YOUR INSTRUCTIONS: Below is some material; transcribe all of it exactly.

INFORMATION GIVEN:

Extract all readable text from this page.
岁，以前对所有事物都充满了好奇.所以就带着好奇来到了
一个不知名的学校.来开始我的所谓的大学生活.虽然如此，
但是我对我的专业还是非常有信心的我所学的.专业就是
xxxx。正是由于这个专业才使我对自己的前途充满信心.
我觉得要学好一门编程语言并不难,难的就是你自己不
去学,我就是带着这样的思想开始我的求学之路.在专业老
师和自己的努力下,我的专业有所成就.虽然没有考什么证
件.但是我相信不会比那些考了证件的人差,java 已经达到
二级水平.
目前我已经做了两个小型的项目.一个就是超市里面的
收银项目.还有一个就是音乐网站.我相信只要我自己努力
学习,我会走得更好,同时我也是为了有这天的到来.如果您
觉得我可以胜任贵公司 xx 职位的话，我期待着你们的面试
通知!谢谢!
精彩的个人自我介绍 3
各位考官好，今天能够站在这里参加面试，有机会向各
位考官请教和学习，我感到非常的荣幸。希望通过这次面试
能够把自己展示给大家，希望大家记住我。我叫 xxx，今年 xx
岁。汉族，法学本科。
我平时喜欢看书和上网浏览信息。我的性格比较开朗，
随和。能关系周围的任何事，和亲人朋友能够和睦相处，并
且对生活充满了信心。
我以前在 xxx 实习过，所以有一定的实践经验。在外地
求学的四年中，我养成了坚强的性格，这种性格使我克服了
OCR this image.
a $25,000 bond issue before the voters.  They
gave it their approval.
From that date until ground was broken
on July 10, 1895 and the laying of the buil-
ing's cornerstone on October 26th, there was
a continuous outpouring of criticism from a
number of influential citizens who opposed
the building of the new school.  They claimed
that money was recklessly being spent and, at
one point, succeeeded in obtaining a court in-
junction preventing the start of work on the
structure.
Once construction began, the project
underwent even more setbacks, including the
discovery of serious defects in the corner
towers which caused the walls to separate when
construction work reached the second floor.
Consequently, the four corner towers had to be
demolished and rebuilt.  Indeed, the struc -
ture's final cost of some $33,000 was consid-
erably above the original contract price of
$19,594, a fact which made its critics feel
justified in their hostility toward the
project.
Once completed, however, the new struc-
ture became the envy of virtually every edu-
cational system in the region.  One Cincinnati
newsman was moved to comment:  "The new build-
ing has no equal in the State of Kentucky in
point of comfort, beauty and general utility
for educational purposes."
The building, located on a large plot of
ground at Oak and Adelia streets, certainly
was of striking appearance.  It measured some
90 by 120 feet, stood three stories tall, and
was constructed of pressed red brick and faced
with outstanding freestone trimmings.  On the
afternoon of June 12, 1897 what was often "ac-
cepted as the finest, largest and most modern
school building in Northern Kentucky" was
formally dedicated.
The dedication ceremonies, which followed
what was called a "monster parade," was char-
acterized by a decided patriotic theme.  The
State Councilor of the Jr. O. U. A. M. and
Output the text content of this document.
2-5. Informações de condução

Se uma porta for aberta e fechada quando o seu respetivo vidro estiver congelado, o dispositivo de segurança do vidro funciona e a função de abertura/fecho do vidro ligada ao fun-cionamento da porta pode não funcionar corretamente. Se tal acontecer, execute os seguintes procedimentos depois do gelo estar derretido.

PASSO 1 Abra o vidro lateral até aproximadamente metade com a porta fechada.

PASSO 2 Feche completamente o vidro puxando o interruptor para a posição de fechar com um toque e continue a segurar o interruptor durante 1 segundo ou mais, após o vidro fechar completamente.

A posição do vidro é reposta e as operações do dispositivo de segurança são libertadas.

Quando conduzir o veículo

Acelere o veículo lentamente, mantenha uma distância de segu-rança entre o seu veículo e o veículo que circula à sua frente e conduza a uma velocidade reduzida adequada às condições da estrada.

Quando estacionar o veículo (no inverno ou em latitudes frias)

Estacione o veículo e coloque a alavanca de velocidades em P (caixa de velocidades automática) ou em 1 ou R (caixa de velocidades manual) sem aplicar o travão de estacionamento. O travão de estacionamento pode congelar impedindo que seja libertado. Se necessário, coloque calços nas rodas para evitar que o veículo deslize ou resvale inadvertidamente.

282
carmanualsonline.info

COMPLETE RESPONSE:
Extract all readable text from this page.
岁，以前对所有事物都充满了好奇.所以就带着好奇来到了
一个不知名的学校.来开始我的所谓的大学生活.虽然如此，
但是我对我的专业还是非常有信心的我所学的.专业就是
xxxx。正是由于这个专业才使我对自己的前途充满信心.
我觉得要学好一门编程语言并不难,难的就是你自己不
去学,我就是带着这样的思想开始我的求学之路.在专业老
师和自己的努力下,我的专业有所成就.虽然没有考什么证
件.但是我相信不会比那些考了证件的人差,java 已经达到
二级水平.
目前我已经做了两个小型的项目.一个就是超市里面的
收银项目.还有一个就是音乐网站.我相信只要我自己努力
学习,我会走得更好,同时我也是为了有这天的到来.如果您
觉得我可以胜任贵公司 xx 职位的话，我期待着你们的面试
通知!谢谢!
精彩的个人自我介绍 3
各位考官好，今天能够站在这里参加面试，有机会向各
位考官请教和学习，我感到非常的荣幸。希望通过这次面试
能够把自己展示给大家，希望大家记住我。我叫 xxx，今年 xx
岁。汉族，法学本科。
我平时喜欢看书和上网浏览信息。我的性格比较开朗，
随和。能关系周围的任何事，和亲人朋友能够和睦相处，并
且对生活充满了信心。
我以前在 xxx 实习过，所以有一定的实践经验。在外地
求学的四年中，我养成了坚强的性格，这种性格使我克服了
OCR this image.
a $25,000 bond issue before the voters.  They
gave it their approval.
From that date until ground was broken
on July 10, 1895 and the laying of the buil-
ing's cornerstone on October 26th, there was
a continuous outpouring of criticism from a
number of influential citizens who opposed
the building of the new school.  They claimed
that money was recklessly being spent and, at
one point, succeeeded in obtaining a court in-
junction preventing the start of work on the
structure.
Once construction began, the project
underwent even more setbacks, including the
discovery of serious defects in the corner
towers which caused the walls to separate when
construction work reached the second floor.
Consequently, the four corner towers had to be
demolished and rebuilt.  Indeed, the struc -
ture's final cost of some $33,000 was consid-
erably above the original contract price of
$19,594, a fact which made its critics feel
justified in their hostility toward the
project.
Once completed, however, the new struc-
ture became the envy of virtually every edu-
cational system in the region.  One Cincinnati
newsman was moved to comment:  "The new build-
ing has no equal in the State of Kentucky in
point of comfort, beauty and general utility
for educational purposes."
The building, located on a large plot of
ground at Oak and Adelia streets, certainly
was of striking appearance.  It measured some
90 by 120 feet, stood three stories tall, and
was constructed of pressed red brick and faced
with outstanding freestone trimmings.  On the
afternoon of June 12, 1897 what was often "ac-
cepted as the finest, largest and most modern
school building in Northern Kentucky" was
formally dedicated.
The dedication ceremonies, which followed
what was called a "monster parade," was char-
acterized by a decided patriotic theme.  The
State Councilor of the Jr. O. U. A. M. and
Output the text content of this document.
2-5. Informações de condução

Se uma porta for aberta e fechada quando o seu respetivo vidro estiver congelado, o dispositivo de segurança do vidro funciona e a função de abertura/fecho do vidro ligada ao fun-cionamento da porta pode não funcionar corretamente. Se tal acontecer, execute os seguintes procedimentos depois do gelo estar derretido.

PASSO 1 Abra o vidro lateral até aproximadamente metade com a porta fechada.

PASSO 2 Feche completamente o vidro puxando o interruptor para a posição de fechar com um toque e continue a segurar o interruptor durante 1 segundo ou mais, após o vidro fechar completamente.

A posição do vidro é reposta e as operações do dispositivo de segurança são libertadas.

Quando conduzir o veículo

Acelere o veículo lentamente, mantenha uma distância de segu-rança entre o seu veículo e o veículo que circula à sua frente e conduza a uma velocidade reduzida adequada às condições da estrada.

Quando estacionar o veículo (no inverno ou em latitudes frias)

Estacione o veículo e coloque a alavanca de velocidades em P (caixa de velocidades automática) ou em 1 ou R (caixa de velocidades manual) sem aplicar o travão de estacionamento. O travão de estacionamento pode congelar impedindo que seja libertado. Se necessário, coloque calços nas rodas para evitar que o veículo deslize ou resvale inadvertidamente.

282
carmanualsonline.info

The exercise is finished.